---- Listed entries

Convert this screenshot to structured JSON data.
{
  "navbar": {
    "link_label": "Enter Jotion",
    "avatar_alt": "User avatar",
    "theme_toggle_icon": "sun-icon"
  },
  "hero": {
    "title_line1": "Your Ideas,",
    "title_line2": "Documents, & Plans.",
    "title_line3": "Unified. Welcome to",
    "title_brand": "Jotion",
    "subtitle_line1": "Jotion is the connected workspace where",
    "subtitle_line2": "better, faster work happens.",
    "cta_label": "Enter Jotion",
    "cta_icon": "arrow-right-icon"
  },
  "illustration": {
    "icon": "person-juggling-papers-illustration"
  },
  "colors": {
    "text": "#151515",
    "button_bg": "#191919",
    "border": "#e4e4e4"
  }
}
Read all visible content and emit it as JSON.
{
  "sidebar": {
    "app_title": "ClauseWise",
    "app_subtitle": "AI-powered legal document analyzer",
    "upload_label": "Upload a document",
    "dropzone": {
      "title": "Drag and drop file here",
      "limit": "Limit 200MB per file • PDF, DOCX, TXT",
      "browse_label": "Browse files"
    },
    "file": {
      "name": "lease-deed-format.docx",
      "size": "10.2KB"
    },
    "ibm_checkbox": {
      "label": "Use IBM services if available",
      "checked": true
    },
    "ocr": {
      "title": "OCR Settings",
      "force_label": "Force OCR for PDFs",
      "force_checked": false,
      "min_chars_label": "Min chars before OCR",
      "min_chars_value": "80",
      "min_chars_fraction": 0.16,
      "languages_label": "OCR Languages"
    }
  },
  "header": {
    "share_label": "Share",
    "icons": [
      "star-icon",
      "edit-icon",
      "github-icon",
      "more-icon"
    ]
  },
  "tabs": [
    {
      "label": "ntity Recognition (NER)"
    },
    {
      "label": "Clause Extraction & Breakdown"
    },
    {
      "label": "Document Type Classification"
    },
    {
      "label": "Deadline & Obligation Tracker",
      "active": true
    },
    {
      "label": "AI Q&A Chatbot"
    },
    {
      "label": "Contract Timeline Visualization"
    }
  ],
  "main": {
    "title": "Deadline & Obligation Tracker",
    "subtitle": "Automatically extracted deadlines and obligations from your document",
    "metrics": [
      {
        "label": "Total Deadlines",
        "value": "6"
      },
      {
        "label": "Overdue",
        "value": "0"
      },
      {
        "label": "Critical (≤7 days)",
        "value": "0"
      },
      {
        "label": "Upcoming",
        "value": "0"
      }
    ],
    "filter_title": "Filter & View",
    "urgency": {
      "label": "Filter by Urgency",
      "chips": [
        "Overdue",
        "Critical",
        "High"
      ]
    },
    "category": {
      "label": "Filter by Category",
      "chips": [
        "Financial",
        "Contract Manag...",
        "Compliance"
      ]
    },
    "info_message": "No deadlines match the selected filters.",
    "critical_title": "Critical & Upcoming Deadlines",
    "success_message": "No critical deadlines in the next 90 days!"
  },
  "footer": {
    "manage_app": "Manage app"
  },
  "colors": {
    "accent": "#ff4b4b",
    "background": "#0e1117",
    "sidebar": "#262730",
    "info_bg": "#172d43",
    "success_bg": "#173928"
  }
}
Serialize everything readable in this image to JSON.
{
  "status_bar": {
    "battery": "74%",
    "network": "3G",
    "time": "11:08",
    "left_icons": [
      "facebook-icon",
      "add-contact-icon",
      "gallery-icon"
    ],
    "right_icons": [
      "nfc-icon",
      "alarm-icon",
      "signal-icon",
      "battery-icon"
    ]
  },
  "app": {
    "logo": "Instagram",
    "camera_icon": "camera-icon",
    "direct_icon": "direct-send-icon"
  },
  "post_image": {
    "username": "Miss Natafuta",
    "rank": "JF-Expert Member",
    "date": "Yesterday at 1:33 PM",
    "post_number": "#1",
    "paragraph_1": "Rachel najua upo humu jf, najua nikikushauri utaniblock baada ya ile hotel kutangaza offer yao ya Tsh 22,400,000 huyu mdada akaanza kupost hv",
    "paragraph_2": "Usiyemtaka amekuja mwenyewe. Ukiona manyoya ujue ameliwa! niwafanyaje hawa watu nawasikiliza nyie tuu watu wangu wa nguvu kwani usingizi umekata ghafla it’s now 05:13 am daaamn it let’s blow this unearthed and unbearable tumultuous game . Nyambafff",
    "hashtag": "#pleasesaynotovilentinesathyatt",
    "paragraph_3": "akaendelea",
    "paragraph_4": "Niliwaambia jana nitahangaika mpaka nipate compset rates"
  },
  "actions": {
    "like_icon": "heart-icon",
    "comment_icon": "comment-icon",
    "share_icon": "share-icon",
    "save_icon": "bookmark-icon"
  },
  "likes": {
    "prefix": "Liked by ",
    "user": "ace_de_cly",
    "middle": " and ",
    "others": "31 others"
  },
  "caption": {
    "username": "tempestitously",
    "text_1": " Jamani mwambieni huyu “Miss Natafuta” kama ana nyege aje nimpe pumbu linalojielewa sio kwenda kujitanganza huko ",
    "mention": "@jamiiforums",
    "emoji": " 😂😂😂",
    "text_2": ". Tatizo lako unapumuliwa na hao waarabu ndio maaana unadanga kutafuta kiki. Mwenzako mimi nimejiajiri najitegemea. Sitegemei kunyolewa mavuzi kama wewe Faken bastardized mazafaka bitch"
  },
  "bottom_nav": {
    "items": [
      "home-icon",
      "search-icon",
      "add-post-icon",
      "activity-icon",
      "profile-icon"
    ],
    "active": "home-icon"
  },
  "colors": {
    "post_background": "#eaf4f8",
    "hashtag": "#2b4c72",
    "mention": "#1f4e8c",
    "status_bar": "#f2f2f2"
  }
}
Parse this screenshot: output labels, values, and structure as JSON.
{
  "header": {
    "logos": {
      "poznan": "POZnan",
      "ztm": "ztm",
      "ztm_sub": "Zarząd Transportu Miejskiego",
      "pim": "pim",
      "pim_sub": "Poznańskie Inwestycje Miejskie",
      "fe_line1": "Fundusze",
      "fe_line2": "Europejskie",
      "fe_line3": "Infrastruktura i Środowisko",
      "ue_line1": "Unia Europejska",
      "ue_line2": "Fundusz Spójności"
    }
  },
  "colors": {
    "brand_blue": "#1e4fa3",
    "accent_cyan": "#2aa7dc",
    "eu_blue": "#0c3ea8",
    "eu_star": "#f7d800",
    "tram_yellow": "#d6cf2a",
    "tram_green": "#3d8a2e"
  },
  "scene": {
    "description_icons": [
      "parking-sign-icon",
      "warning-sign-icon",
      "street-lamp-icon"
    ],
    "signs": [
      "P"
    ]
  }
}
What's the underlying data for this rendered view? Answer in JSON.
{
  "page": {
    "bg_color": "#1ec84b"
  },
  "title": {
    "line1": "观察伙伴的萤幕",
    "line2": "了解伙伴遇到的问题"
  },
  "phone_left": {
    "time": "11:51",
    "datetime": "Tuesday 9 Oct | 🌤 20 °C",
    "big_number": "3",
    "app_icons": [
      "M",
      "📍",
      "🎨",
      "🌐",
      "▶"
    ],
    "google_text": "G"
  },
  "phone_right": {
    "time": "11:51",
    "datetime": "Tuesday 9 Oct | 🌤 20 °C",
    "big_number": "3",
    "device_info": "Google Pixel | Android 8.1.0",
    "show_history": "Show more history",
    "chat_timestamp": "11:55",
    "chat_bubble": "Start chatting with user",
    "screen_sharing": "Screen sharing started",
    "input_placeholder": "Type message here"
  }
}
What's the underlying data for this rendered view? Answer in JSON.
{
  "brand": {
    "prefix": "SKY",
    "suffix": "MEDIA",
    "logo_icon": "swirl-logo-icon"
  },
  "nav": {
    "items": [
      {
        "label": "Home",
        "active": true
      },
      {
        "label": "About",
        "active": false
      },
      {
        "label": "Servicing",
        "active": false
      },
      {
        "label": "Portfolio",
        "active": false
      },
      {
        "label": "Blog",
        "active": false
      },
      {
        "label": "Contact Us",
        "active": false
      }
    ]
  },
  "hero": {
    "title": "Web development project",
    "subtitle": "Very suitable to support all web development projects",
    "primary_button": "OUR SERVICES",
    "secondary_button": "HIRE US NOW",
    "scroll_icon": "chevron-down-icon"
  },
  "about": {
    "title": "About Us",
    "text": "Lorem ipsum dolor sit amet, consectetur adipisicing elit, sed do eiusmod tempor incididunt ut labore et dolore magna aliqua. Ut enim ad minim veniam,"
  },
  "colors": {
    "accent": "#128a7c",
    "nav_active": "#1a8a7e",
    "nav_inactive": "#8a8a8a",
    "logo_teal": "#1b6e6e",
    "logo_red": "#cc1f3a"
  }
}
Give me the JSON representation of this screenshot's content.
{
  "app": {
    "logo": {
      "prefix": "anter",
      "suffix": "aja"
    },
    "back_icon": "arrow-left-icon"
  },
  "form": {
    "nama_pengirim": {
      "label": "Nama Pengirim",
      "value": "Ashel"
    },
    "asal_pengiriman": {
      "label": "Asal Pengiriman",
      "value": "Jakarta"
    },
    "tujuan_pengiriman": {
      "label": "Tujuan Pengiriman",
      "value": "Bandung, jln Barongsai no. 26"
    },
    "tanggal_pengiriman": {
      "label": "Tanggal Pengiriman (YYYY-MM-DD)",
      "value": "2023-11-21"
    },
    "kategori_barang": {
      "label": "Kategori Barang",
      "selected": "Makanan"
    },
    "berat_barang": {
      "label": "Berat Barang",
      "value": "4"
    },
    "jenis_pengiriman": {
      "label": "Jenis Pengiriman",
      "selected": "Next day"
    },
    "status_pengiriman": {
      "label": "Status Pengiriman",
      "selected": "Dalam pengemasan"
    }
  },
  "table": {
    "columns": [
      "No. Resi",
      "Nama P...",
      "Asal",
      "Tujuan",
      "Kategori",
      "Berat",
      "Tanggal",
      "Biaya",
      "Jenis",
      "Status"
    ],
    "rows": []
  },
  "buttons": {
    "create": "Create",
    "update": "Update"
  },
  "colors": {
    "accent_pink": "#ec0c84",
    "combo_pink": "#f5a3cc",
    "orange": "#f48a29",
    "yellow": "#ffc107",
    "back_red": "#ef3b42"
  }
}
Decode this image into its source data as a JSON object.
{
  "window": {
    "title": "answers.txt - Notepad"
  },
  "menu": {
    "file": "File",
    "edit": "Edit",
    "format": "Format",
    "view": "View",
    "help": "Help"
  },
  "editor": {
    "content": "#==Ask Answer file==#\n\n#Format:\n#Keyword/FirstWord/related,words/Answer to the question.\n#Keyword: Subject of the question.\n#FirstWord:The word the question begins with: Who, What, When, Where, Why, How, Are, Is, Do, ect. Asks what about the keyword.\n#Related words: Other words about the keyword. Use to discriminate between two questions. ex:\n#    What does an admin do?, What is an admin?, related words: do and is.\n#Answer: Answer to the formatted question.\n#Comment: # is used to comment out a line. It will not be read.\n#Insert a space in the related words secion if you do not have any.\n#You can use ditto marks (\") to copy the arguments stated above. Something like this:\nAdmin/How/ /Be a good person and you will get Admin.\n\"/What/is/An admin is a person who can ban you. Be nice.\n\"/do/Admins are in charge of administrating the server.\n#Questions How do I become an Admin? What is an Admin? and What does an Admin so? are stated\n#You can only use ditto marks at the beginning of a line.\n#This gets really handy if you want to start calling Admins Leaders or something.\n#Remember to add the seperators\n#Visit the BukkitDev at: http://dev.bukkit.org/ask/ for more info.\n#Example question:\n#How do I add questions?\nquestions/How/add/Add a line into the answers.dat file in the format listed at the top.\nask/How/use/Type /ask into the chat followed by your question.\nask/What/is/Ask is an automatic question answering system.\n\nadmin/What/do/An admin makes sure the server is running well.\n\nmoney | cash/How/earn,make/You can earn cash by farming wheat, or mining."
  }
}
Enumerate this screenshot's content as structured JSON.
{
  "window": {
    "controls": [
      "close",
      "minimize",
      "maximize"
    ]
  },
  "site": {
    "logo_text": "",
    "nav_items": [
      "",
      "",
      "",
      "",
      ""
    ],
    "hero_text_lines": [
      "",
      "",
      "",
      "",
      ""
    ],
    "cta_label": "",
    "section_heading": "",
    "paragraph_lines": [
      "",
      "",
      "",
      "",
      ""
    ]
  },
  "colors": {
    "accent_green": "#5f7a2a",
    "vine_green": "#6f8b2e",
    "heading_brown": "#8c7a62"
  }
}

--------

Written problem: Pull out all lines from the entries above that include the word "huyu".

Final result:
    "paragraph_1": "Rachel najua upo humu jf, najua nikikushauri utaniblock baada ya ile hotel kutangaza offer yao ya Tsh 22,400,000 huyu mdada akaanza kupost hv",
    "text_1": " Jamani mwambieni huyu “Miss Natafuta” kama ana nyege aje nimpe pumbu linalojielewa sio kwenda kujitanganza huko ",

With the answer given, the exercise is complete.